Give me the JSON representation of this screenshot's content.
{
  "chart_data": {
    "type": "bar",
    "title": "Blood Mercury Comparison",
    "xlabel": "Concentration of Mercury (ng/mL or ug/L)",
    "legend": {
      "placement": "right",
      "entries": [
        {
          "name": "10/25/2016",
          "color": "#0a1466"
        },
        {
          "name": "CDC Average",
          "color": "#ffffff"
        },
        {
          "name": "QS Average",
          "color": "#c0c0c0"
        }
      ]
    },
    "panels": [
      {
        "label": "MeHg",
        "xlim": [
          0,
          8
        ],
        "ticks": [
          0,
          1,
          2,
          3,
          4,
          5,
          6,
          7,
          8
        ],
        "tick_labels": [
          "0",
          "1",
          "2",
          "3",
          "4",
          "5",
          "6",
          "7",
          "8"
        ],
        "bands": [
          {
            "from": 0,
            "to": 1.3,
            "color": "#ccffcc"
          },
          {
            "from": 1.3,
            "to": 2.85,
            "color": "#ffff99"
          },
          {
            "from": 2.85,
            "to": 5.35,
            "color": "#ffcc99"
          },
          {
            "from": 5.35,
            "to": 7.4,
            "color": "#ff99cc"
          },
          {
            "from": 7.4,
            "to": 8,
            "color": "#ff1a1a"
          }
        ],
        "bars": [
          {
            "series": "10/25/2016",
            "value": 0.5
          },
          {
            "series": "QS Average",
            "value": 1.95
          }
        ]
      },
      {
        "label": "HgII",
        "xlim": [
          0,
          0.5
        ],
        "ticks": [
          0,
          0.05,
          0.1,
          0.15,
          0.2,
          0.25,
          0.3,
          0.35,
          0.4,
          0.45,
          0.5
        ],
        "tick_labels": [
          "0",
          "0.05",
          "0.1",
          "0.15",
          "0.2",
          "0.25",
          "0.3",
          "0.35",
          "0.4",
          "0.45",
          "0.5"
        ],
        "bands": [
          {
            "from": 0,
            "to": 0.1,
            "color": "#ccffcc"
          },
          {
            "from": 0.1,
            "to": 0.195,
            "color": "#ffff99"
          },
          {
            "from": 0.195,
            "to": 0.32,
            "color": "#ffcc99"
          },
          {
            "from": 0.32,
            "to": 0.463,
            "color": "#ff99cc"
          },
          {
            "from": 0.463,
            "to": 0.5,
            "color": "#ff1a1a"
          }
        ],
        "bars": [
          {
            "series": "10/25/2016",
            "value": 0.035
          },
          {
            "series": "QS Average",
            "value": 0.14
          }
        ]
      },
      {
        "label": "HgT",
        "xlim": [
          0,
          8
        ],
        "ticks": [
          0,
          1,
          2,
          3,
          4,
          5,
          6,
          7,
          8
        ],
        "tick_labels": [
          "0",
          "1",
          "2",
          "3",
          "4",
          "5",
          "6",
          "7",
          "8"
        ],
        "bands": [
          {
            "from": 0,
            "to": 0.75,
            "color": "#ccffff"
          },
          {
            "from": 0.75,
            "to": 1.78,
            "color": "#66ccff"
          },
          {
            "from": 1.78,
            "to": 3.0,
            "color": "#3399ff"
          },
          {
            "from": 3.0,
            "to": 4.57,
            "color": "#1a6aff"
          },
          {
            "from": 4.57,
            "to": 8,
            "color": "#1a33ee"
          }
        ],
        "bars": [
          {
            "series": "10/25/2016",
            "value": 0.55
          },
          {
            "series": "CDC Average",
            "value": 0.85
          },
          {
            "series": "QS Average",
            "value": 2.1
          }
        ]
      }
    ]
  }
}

STATED PROBLEM ▸ Copy every line in the records above that contains the word "value".

CORRECT ANSWER ▸
            "value": 0.5
            "value": 1.95
            "value": 0.035
            "value": 0.14
            "value": 0.55
            "value": 0.85
            "value": 2.1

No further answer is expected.